::: Texte à lire

Monsieur [U] [T], intimé, par conclusions du 13 novembre 2012, demande à la Cour :

- de déclarer Monsieur et Madame [Y] [T] mal fondés en leur appel.

- de les débouter de toutes leurs demandes.

- de confirmer le jugement en toutes ses dispositions.

- de condamner solidairement Monsieur et Madame [Y] [T] à lui verser la somme de 5 000 € sur le fondement des dispositions de l'article 700 du Code de Procédure Civile.

- de les condamner in solidum aux dépens pouvant être recouvrés conformément aux dispositions de l'article 699 du Code de Procédure Civile.

MOTIFS DE LA DECISION.

' Sur la qualification de l'occupation de l'appartement appartenant à Monsieur [U] [T] par Monsieur et Madame [Y] [T].

Monsieur et Madame [Y] [T] qui ont quitté spontanément les lieux après la signification du jugement dont appel, contestent la qualification de prêt à usage ou commodat invoqué par leur père et retenu par le premier juge.

Ils maintiennent en cause d'appel avoir été titulaires d'un bail verbal dont les conditions auraient été strictement définies dès le départ. Reconnaissant n'avoir acquitté aucun loyer en contrepartie de leur occupation, ils se prévalent pour étayer l'absence de gratuité de leur occupation, de la réalisation d'importants travaux effectués dans les lieux au cours de l'année 2004 jusqu'en janvier 2005 pour un montant de 58 197,33 €, hors coût de travaux d'embellissements. Ils invoquent également toutes les dépenses effectuées aux lieu et place du propriétaire et notamment le paiement des taxes foncières et charges de copropriété.

Aux termes de l'article 1809 du Code Civil, 'le louage de choses est un contrat par lequel l'une des parties s'oblige à faire jouir l'autre d'une chose pendant un certain temps, moyennant un certain prix que celle-ci s'oblige à lui payer'.

Le bail, qu'il soit écrit ou verbal, est par essence un contrat à titre onéreux et suppose une contrepartie financière à l'occupation des lieux.

Or, tout versement d'argent de la part de l'occupant n'implique pas nécessairement le caractère onéreux du contrat, encore faut-il que ce versement soit la contrepartie de la mise à la disposition de la chose.

::::::

Travail demandé>
- a) D'après le texte à lire, à combien s'élèvent les travaux que Monsieur et Madame [Y] [T] disent avoir réalisés dans les lieux ?
- b) Dressez la liste complète de ce que Monsieur [U] [T] demande à la Cour dans ses conclusions du 13 novembre 2012, selon le texte à lire.
- c) Rédigez la suite du texte à lire, à partir de sa dernière phrase.
Les entrées qui suivent n'ont aucun rapport avec le texte à lire.

::: Lignes enregistrées

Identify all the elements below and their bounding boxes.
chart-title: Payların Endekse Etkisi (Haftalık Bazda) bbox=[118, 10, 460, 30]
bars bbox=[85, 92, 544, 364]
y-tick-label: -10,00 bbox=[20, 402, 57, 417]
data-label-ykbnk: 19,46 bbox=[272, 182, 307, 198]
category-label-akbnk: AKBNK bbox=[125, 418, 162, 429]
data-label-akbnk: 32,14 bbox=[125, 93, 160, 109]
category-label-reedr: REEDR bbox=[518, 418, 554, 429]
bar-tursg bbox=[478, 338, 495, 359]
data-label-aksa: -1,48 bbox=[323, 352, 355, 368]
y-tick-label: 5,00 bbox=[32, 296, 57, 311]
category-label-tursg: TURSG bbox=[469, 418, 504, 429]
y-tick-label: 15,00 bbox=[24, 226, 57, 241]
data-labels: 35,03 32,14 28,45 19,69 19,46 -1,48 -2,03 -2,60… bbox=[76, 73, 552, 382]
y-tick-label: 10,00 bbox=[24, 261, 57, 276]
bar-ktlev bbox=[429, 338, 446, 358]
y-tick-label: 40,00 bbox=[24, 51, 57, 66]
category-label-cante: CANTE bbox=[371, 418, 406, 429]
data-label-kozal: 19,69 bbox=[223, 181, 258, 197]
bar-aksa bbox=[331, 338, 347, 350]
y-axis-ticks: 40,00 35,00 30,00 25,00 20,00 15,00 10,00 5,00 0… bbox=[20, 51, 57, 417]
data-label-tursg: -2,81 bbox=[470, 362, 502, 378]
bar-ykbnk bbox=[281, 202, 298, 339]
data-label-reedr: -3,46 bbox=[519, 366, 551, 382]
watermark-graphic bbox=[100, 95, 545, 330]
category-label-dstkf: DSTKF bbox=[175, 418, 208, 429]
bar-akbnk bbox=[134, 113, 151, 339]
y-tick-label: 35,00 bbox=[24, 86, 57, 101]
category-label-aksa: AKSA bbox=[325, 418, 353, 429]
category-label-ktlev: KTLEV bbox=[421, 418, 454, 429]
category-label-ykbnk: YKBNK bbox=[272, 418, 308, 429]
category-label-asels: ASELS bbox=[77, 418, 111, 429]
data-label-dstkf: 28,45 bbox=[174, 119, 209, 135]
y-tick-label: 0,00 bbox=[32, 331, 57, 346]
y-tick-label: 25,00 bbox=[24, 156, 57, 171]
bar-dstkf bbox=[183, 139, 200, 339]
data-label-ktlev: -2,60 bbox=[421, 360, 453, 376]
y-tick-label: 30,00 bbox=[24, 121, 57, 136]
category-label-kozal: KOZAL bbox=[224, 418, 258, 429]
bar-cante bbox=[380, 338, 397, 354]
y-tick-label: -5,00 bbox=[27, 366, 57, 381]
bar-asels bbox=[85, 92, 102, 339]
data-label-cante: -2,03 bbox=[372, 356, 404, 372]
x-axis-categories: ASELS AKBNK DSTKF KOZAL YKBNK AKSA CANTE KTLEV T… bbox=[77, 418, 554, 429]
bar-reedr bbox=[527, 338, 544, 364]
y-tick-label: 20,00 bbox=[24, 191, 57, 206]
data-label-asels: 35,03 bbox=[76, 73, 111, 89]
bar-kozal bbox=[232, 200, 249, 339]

::::::

Réponses fournies>
- a) 58 197,33 €, hors coût des travaux d'embellissements.

- b)
- Déclarer Monsieur et Madame [Y] [T] mal fondés en leur appel.
- Les débouter de toutes leurs demandes.
- Confirmer le jugement en toutes ses dispositions.
- Condamner solidairement Monsieur et Madame [Y] [T] à lui verser 5 000 € sur le fondement de l'article 700 du Code de Procédure Civile.
- Les condamner in solidum aux dépens, recouvrables selon l'article 699 du Code de Procédure Civile.

- c)
Pour critiquer le jugement qui a refusé d'admettre la qualification de bail verbal, les appelants ne sauraient sérieusement reprocher au premier juge de n'avoir pas suffisamment examiné les devis, factures, rapports des architectes auxquels ils se sont adressés.

Il est constant et d'ailleurs non contesté que Monsieur et Madame [Y] [T] ont effectivement procédé à la réalisation d'importants travaux touchant au gros oeuvre et de mise aux normes de l'appartement, ainsi qu'en atteste le montant déboursé pour ce faire qu'il n'y a pas lieu de mettre en doute.

Mais ces travaux aussi importants fussent-ils et qui ont valorisé indubitablement le bien, ne peuvent s'analyser en une contrepartie à l'occupation de l'appartement et n'ont consisté en réalité qu'à rénover intégralement un appartement ancien afin de permettre un usage personnalisé des lieux, conforme aux besoins des nouveaux occupants et à leur critères de confort.

Au surplus et surtout, Monsieur et Madame [Y] [T] ne justifient nullement de l'accord aux termes duquel leur père, Monsieur [U] [T] aurait conditionné la mise à disposition des lieux, à la réalisation de tels travaux.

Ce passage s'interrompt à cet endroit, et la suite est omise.